AIM OF THE TASK:
Copy out every line of the records below with no changes at all.

[Records from a data source]
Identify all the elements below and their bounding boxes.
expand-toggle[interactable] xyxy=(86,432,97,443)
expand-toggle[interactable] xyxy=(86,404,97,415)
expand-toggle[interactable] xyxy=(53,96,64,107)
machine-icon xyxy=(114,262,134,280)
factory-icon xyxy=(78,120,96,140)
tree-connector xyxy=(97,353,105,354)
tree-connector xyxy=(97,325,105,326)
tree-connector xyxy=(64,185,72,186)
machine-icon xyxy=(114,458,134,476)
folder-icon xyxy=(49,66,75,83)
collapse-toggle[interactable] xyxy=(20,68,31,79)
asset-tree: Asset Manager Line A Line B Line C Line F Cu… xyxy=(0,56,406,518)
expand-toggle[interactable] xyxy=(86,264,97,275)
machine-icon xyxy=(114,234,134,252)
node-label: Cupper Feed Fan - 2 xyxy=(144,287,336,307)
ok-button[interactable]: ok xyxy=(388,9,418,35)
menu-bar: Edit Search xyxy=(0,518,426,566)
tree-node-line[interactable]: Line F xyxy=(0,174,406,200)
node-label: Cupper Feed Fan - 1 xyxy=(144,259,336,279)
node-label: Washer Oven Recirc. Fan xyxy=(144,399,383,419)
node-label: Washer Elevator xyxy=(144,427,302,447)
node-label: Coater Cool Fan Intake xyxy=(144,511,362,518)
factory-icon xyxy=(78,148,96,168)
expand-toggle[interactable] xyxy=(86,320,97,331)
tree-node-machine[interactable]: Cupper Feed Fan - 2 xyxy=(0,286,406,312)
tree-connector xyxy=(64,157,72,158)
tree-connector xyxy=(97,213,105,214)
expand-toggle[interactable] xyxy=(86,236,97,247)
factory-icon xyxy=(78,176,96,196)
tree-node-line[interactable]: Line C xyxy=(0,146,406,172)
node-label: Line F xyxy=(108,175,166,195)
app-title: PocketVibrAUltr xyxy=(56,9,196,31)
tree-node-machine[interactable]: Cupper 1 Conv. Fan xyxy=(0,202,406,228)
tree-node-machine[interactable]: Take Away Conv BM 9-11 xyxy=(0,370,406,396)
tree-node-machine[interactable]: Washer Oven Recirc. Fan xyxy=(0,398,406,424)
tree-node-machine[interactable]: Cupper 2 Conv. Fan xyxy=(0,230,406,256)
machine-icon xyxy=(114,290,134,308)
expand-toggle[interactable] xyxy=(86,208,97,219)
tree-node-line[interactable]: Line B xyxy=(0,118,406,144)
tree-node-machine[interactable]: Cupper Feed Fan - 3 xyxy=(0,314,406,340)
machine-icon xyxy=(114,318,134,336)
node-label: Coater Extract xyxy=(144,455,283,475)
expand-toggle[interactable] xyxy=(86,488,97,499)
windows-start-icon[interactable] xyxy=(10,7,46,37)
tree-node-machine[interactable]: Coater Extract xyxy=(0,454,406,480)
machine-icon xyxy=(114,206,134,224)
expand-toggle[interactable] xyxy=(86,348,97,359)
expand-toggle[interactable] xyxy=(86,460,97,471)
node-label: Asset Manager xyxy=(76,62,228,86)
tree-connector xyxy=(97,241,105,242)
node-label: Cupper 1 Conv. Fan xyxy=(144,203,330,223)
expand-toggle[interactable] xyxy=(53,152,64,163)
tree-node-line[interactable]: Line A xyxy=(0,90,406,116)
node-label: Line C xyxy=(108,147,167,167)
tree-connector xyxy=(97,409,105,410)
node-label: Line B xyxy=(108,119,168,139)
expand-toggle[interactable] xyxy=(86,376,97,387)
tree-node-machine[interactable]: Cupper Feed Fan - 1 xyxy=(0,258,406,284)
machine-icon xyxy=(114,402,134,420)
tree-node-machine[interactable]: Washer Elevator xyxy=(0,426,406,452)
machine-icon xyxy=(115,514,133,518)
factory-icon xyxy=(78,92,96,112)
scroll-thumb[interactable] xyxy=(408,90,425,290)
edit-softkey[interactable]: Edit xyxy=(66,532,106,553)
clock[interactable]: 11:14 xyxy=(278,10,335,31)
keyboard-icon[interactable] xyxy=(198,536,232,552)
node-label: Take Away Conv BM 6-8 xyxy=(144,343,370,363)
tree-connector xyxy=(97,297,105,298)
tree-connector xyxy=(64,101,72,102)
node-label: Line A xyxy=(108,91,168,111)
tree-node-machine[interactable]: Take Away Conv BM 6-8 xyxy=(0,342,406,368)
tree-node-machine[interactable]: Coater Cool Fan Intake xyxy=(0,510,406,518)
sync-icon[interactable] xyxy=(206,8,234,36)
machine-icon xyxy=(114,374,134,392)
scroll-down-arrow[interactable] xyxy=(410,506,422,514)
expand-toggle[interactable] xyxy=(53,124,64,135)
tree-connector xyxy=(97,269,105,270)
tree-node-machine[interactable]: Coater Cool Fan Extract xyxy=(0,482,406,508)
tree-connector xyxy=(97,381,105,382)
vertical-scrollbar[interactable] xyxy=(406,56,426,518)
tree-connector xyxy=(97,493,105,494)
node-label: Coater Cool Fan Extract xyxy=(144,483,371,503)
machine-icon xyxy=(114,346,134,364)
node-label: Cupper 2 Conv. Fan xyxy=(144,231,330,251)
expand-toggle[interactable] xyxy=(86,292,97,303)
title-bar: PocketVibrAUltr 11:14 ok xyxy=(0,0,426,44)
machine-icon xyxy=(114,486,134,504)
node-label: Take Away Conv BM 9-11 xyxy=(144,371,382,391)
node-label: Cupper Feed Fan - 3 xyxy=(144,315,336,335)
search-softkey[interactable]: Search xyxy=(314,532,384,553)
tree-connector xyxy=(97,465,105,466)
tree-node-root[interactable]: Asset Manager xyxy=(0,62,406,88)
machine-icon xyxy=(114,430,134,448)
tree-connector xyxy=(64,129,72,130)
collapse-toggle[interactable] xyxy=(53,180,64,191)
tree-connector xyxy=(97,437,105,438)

RESULT:
Identify all the elements below and their bounding boxes.
expand-toggle[interactable] xyxy=(86,432,97,443)
expand-toggle[interactable] xyxy=(86,404,97,415)
expand-toggle[interactable] xyxy=(53,96,64,107)
machine-icon xyxy=(114,262,134,280)
factory-icon xyxy=(78,120,96,140)
tree-connector xyxy=(97,353,105,354)
tree-connector xyxy=(97,325,105,326)
tree-connector xyxy=(64,185,72,186)
machine-icon xyxy=(114,458,134,476)
folder-icon xyxy=(49,66,75,83)
collapse-toggle[interactable] xyxy=(20,68,31,79)
asset-tree: Asset Manager Line A Line B Line C Line F Cu… xyxy=(0,56,406,518)
expand-toggle[interactable] xyxy=(86,264,97,275)
machine-icon xyxy=(114,234,134,252)
node-label: Cupper Feed Fan - 2 xyxy=(144,287,336,307)
ok-button[interactable]: ok xyxy=(388,9,418,35)
menu-bar: Edit Search xyxy=(0,518,426,566)
tree-node-line[interactable]: Line F xyxy=(0,174,406,200)
node-label: Cupper Feed Fan - 1 xyxy=(144,259,336,279)
node-label: Washer Oven Recirc. Fan xyxy=(144,399,383,419)
node-label: Washer Elevator xyxy=(144,427,302,447)
node-label: Coater Cool Fan Intake xyxy=(144,511,362,518)
factory-icon xyxy=(78,148,96,168)
expand-toggle[interactable] xyxy=(86,320,97,331)
tree-node-machine[interactable]: Cupper Feed Fan - 2 xyxy=(0,286,406,312)
tree-connector xyxy=(64,157,72,158)
tree-connector xyxy=(97,213,105,214)
expand-toggle[interactable] xyxy=(86,236,97,247)
factory-icon xyxy=(78,176,96,196)
tree-node-line[interactable]: Line C xyxy=(0,146,406,172)
node-label: Line F xyxy=(108,175,166,195)
app-title: PocketVibrAUltr xyxy=(56,9,196,31)
tree-node-machine[interactable]: Cupper 1 Conv. Fan xyxy=(0,202,406,228)
tree-node-machine[interactable]: Take Away Conv BM 9-11 xyxy=(0,370,406,396)
tree-node-machine[interactable]: Washer Oven Recirc. Fan xyxy=(0,398,406,424)
tree-node-machine[interactable]: Cupper 2 Conv. Fan xyxy=(0,230,406,256)
machine-icon xyxy=(114,290,134,308)
expand-toggle[interactable] xyxy=(86,208,97,219)
tree-node-line[interactable]: Line B xyxy=(0,118,406,144)
tree-node-machine[interactable]: Cupper Feed Fan - 3 xyxy=(0,314,406,340)
machine-icon xyxy=(114,318,134,336)
node-label: Coater Extract xyxy=(144,455,283,475)
expand-toggle[interactable] xyxy=(86,488,97,499)
windows-start-icon[interactable] xyxy=(10,7,46,37)
tree-node-machine[interactable]: Coater Extract xyxy=(0,454,406,480)
machine-icon xyxy=(114,206,134,224)
expand-toggle[interactable] xyxy=(86,348,97,359)
expand-toggle[interactable] xyxy=(86,460,97,471)
node-label: Asset Manager xyxy=(76,62,228,86)
tree-connector xyxy=(97,241,105,242)
node-label: Cupper 1 Conv. Fan xyxy=(144,203,330,223)
expand-toggle[interactable] xyxy=(53,152,64,163)
tree-node-line[interactable]: Line A xyxy=(0,90,406,116)
node-label: Line C xyxy=(108,147,167,167)
tree-connector xyxy=(97,409,105,410)
node-label: Line B xyxy=(108,119,168,139)
expand-toggle[interactable] xyxy=(86,376,97,387)
tree-node-machine[interactable]: Cupper Feed Fan - 1 xyxy=(0,258,406,284)
machine-icon xyxy=(114,402,134,420)
tree-node-machine[interactable]: Washer Elevator xyxy=(0,426,406,452)
machine-icon xyxy=(115,514,133,518)
factory-icon xyxy=(78,92,96,112)
scroll-thumb[interactable] xyxy=(408,90,425,290)
edit-softkey[interactable]: Edit xyxy=(66,532,106,553)
clock[interactable]: 11:14 xyxy=(278,10,335,31)
keyboard-icon[interactable] xyxy=(198,536,232,552)
node-label: Take Away Conv BM 6-8 xyxy=(144,343,370,363)
tree-connector xyxy=(97,297,105,298)
tree-connector xyxy=(64,101,72,102)
node-label: Line A xyxy=(108,91,168,111)
tree-node-machine[interactable]: Take Away Conv BM 6-8 xyxy=(0,342,406,368)
tree-node-machine[interactable]: Coater Cool Fan Intake xyxy=(0,510,406,518)
sync-icon[interactable] xyxy=(206,8,234,36)
machine-icon xyxy=(114,374,134,392)
scroll-down-arrow[interactable] xyxy=(410,506,422,514)
expand-toggle[interactable] xyxy=(53,124,64,135)
tree-connector xyxy=(97,269,105,270)
tree-node-machine[interactable]: Coater Cool Fan Extract xyxy=(0,482,406,508)
tree-connector xyxy=(97,381,105,382)
vertical-scrollbar[interactable] xyxy=(406,56,426,518)
tree-connector xyxy=(97,493,105,494)
node-label: Coater Cool Fan Extract xyxy=(144,483,371,503)
machine-icon xyxy=(114,346,134,364)
node-label: Cupper 2 Conv. Fan xyxy=(144,231,330,251)
expand-toggle[interactable] xyxy=(86,292,97,303)
title-bar: PocketVibrAUltr 11:14 ok xyxy=(0,0,426,44)
machine-icon xyxy=(114,486,134,504)
node-label: Take Away Conv BM 9-11 xyxy=(144,371,382,391)
node-label: Cupper Feed Fan - 3 xyxy=(144,315,336,335)
search-softkey[interactable]: Search xyxy=(314,532,384,553)
tree-connector xyxy=(97,465,105,466)
tree-node-root[interactable]: Asset Manager xyxy=(0,62,406,88)
machine-icon xyxy=(114,430,134,448)
tree-connector xyxy=(64,129,72,130)
collapse-toggle[interactable] xyxy=(53,180,64,191)
tree-connector xyxy=(97,437,105,438)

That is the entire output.